§ **Written exercise**
Transcribe every line of the records verbatim.

§ **Dataset entries**
+++

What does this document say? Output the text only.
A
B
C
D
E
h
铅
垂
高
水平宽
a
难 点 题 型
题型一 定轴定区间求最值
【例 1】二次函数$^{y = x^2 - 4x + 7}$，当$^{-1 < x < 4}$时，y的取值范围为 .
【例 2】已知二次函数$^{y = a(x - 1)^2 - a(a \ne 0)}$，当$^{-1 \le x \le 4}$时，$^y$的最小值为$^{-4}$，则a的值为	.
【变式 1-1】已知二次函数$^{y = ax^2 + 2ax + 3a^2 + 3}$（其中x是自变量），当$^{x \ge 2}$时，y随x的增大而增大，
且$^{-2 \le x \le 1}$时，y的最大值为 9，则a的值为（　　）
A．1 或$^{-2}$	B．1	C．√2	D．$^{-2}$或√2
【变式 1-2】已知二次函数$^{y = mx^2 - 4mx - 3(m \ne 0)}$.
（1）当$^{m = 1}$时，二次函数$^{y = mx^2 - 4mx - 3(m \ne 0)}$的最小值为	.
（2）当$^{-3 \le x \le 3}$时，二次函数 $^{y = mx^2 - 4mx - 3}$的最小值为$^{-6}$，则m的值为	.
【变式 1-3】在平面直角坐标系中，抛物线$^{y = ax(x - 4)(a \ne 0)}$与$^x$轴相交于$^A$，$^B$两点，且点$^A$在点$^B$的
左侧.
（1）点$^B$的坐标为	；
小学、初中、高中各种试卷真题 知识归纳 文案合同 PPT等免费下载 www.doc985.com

+++

§ **Full output**
What does this document say? Output the text only.
A
B
C
D
E
h
铅
垂
高
水平宽
a
难 点 题 型
题型一 定轴定区间求最值
【例 1】二次函数$^{y = x^2 - 4x + 7}$，当$^{-1 < x < 4}$时，y的取值范围为 .
【例 2】已知二次函数$^{y = a(x - 1)^2 - a(a \ne 0)}$，当$^{-1 \le x \le 4}$时，$^y$的最小值为$^{-4}$，则a的值为	.
【变式 1-1】已知二次函数$^{y = ax^2 + 2ax + 3a^2 + 3}$（其中x是自变量），当$^{x \ge 2}$时，y随x的增大而增大，
且$^{-2 \le x \le 1}$时，y的最大值为 9，则a的值为（　　）
A．1 或$^{-2}$	B．1	C．√2	D．$^{-2}$或√2
【变式 1-2】已知二次函数$^{y = mx^2 - 4mx - 3(m \ne 0)}$.
（1）当$^{m = 1}$时，二次函数$^{y = mx^2 - 4mx - 3(m \ne 0)}$的最小值为	.
（2）当$^{-3 \le x \le 3}$时，二次函数 $^{y = mx^2 - 4mx - 3}$的最小值为$^{-6}$，则m的值为	.
【变式 1-3】在平面直角坐标系中，抛物线$^{y = ax(x - 4)(a \ne 0)}$与$^x$轴相交于$^A$，$^B$两点，且点$^A$在点$^B$的
左侧.
（1）点$^B$的坐标为	；
小学、初中、高中各种试卷真题 知识归纳 文案合同 PPT等免费下载 www.doc985.com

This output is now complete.